SUPPLIED ENTRIES section start
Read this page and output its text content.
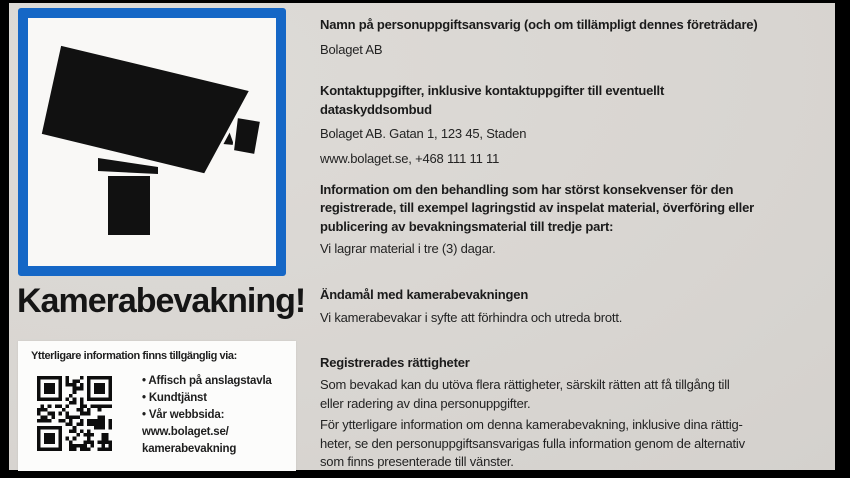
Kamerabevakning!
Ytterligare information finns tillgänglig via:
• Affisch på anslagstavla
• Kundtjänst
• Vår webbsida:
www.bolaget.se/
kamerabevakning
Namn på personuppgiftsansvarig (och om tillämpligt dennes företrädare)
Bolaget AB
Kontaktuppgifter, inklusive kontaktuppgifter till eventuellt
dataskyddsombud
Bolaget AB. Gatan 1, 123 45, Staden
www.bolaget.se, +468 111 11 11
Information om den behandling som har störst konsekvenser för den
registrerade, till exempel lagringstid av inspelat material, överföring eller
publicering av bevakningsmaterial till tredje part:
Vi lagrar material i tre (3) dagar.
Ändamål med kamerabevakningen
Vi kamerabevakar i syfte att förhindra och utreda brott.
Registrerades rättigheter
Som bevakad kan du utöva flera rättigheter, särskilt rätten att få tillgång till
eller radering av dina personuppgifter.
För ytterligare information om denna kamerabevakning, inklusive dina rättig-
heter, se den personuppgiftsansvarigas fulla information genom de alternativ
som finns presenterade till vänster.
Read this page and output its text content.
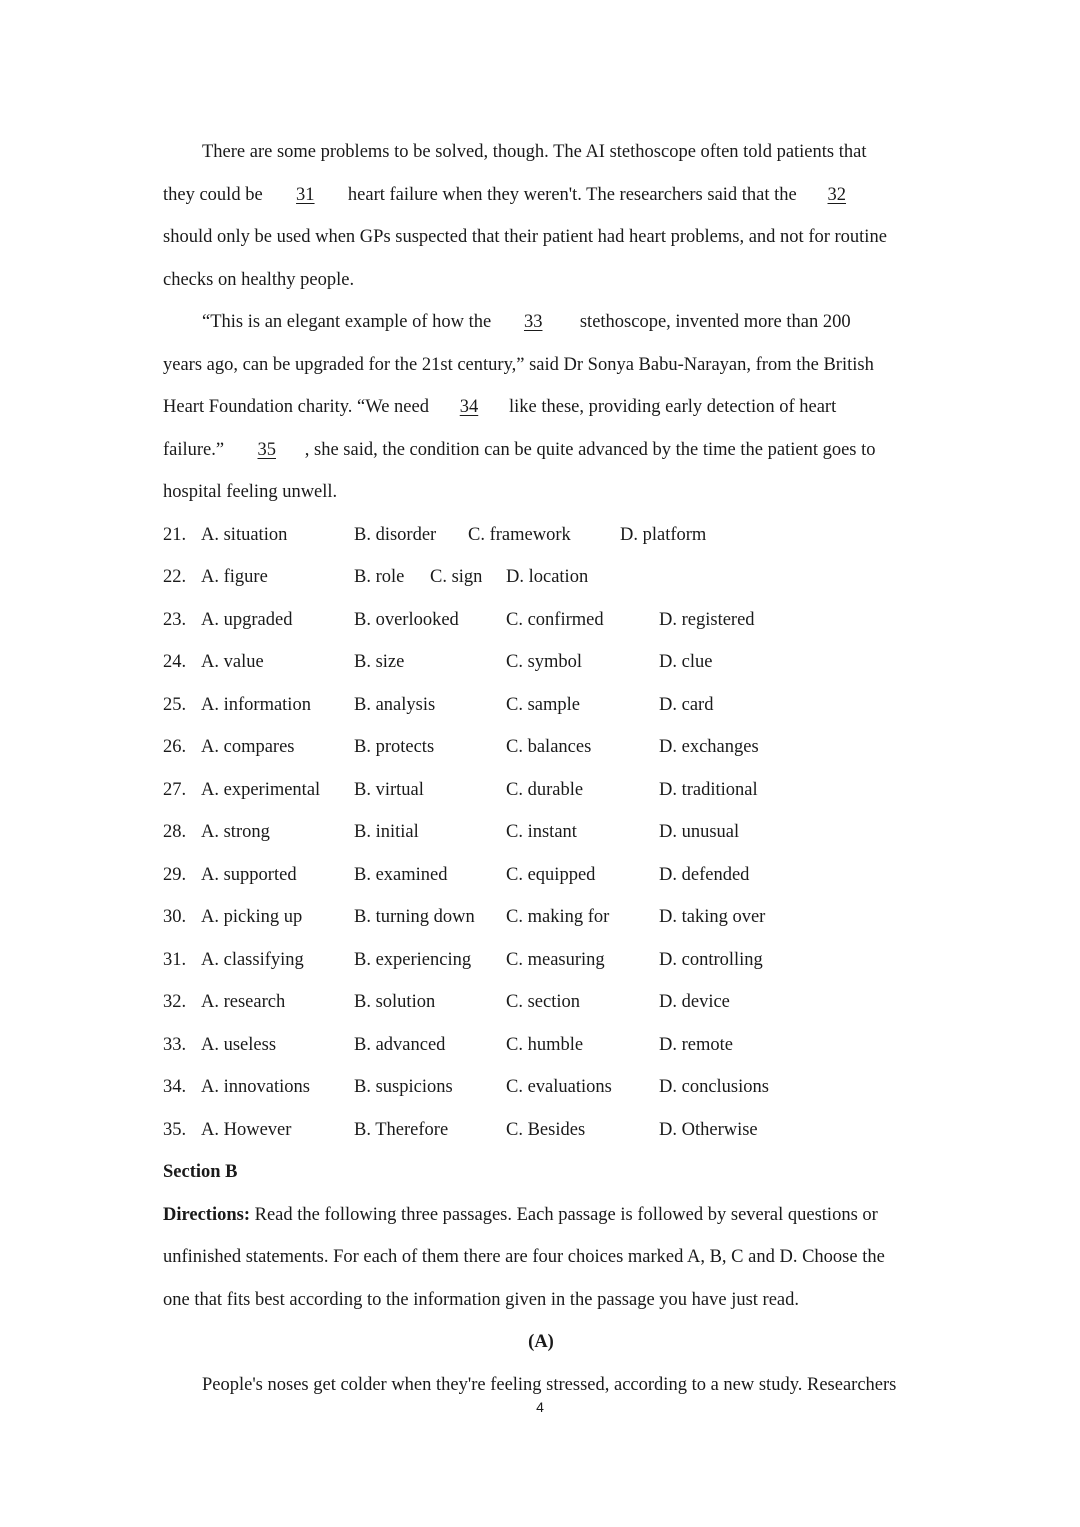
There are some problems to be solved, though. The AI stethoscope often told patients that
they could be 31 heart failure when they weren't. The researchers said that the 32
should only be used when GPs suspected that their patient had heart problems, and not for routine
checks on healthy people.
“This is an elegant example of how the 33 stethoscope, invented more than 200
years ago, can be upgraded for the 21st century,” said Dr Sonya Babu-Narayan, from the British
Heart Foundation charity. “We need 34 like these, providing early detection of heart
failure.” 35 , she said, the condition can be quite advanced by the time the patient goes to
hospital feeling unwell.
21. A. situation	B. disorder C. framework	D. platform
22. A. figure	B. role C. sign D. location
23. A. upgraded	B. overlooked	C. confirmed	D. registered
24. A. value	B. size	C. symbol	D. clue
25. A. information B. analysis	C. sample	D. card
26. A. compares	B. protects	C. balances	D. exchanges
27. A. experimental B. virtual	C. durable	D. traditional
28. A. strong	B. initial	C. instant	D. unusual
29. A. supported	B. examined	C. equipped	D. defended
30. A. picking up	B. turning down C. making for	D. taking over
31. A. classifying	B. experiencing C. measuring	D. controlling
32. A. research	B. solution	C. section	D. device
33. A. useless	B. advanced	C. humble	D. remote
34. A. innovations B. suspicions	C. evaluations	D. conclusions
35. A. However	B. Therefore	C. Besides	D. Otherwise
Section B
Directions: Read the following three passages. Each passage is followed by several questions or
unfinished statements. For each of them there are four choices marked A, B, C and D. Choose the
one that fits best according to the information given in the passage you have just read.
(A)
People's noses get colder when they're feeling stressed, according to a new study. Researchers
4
SUPPLIED ENTRIES section end
WORK REQUIRED => Please give back every line above exactly as it stands, without pictures.

COMPLETED EXERCISE =>
Read this page and output its text content.
Kamerabevakning!
Ytterligare information finns tillgänglig via:
• Affisch på anslagstavla
• Kundtjänst
• Vår webbsida:
www.bolaget.se/
kamerabevakning
Namn på personuppgiftsansvarig (och om tillämpligt dennes företrädare)
Bolaget AB
Kontaktuppgifter, inklusive kontaktuppgifter till eventuellt
dataskyddsombud
Bolaget AB. Gatan 1, 123 45, Staden
www.bolaget.se, +468 111 11 11
Information om den behandling som har störst konsekvenser för den
registrerade, till exempel lagringstid av inspelat material, överföring eller
publicering av bevakningsmaterial till tredje part:
Vi lagrar material i tre (3) dagar.
Ändamål med kamerabevakningen
Vi kamerabevakar i syfte att förhindra och utreda brott.
Registrerades rättigheter
Som bevakad kan du utöva flera rättigheter, särskilt rätten att få tillgång till
eller radering av dina personuppgifter.
För ytterligare information om denna kamerabevakning, inklusive dina rättig-
heter, se den personuppgiftsansvarigas fulla information genom de alternativ
som finns presenterade till vänster.
Read this page and output its text content.
There are some problems to be solved, though. The AI stethoscope often told patients that
they could be 31 heart failure when they weren't. The researchers said that the 32
should only be used when GPs suspected that their patient had heart problems, and not for routine
checks on healthy people.
“This is an elegant example of how the 33 stethoscope, invented more than 200
years ago, can be upgraded for the 21st century,” said Dr Sonya Babu-Narayan, from the British
Heart Foundation charity. “We need 34 like these, providing early detection of heart
failure.” 35 , she said, the condition can be quite advanced by the time the patient goes to
hospital feeling unwell.
21. A. situation	B. disorder C. framework	D. platform
22. A. figure	B. role C. sign D. location
23. A. upgraded	B. overlooked	C. confirmed	D. registered
24. A. value	B. size	C. symbol	D. clue
25. A. information B. analysis	C. sample	D. card
26. A. compares	B. protects	C. balances	D. exchanges
27. A. experimental B. virtual	C. durable	D. traditional
28. A. strong	B. initial	C. instant	D. unusual
29. A. supported	B. examined	C. equipped	D. defended
30. A. picking up	B. turning down C. making for	D. taking over
31. A. classifying	B. experiencing C. measuring	D. controlling
32. A. research	B. solution	C. section	D. device
33. A. useless	B. advanced	C. humble	D. remote
34. A. innovations B. suspicions	C. evaluations	D. conclusions
35. A. However	B. Therefore	C. Besides	D. Otherwise
Section B
Directions: Read the following three passages. Each passage is followed by several questions or
unfinished statements. For each of them there are four choices marked A, B, C and D. Choose the
one that fits best according to the information given in the passage you have just read.
(A)
People's noses get colder when they're feeling stressed, according to a new study. Researchers
4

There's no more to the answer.